Listing:
________________________________________

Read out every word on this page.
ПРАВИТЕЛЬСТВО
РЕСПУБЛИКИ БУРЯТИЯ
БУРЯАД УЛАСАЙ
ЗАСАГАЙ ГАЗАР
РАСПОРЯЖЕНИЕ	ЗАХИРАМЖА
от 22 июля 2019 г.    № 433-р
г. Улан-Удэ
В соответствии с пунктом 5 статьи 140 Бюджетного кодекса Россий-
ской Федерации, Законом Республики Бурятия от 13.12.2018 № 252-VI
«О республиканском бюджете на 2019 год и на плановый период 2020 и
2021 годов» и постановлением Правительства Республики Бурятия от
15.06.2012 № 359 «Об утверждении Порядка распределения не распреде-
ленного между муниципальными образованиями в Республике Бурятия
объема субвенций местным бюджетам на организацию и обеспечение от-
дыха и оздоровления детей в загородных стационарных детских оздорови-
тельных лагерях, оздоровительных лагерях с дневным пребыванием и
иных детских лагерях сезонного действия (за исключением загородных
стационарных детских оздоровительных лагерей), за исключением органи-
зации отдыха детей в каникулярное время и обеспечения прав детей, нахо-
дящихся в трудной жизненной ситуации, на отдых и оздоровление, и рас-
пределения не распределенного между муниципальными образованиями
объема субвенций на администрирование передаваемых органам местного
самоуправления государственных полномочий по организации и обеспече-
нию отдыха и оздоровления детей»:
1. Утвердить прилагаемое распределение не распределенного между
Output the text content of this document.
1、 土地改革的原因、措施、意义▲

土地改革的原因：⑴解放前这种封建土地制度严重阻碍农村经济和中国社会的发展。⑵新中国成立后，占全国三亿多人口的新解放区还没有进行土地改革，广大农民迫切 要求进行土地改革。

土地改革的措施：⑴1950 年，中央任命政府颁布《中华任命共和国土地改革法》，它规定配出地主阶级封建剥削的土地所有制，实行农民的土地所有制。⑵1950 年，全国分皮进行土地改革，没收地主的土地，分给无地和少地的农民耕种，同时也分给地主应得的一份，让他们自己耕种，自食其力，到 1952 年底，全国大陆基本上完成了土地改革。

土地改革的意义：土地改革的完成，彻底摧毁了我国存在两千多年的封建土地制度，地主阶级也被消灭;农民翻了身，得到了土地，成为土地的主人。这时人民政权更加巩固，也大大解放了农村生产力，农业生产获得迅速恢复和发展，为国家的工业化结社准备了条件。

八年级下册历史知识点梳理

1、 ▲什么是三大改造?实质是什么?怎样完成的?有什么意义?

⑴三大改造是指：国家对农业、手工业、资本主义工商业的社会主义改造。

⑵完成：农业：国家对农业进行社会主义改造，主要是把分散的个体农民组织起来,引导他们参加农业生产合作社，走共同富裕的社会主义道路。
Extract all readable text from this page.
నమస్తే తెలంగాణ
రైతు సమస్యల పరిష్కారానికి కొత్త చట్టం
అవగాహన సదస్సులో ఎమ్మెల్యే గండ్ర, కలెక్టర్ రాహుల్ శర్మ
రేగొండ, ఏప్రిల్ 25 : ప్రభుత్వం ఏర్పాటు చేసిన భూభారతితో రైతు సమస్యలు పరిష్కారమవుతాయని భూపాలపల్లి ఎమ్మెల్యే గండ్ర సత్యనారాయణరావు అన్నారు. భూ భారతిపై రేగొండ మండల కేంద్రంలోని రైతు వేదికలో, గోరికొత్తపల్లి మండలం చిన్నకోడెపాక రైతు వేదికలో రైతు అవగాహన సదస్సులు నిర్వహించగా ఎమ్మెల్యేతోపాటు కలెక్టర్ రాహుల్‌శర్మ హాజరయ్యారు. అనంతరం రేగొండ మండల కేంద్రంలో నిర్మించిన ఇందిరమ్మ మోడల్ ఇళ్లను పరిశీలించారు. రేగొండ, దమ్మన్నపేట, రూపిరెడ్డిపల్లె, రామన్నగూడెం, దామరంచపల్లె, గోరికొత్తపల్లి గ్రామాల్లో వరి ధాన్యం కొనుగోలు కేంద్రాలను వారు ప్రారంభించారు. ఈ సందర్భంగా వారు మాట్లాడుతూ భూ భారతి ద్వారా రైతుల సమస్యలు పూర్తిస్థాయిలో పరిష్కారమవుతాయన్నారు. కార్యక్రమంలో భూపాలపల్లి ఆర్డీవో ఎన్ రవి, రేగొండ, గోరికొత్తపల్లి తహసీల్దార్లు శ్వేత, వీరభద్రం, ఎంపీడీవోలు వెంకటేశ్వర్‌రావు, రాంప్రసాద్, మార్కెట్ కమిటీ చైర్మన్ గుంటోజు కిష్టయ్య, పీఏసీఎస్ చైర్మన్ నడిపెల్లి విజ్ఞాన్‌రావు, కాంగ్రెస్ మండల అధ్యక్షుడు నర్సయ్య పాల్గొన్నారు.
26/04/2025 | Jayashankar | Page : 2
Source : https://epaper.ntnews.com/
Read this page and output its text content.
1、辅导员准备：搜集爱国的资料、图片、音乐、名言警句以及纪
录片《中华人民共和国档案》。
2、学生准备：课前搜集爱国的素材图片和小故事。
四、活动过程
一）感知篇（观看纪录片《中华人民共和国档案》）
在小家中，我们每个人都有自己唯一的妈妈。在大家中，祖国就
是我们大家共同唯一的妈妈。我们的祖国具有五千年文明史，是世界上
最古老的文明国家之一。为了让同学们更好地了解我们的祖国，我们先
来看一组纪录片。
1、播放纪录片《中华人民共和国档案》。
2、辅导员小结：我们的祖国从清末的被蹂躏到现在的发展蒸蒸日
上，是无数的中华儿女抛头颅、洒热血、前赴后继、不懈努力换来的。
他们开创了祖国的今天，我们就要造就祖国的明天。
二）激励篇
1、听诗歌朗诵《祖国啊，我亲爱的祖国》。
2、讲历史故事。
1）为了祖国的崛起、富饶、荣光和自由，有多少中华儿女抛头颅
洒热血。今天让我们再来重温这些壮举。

________________________________________

Set task:
The lines to collect are those holding the string "детских"; copy them all.

Solved exercise:
дыха и оздоровления детей в загородных стационарных детских оздорови-
иных детских лагерях сезонного действия (за исключением загородных
стационарных детских оздоровительных лагерей), за исключением органи-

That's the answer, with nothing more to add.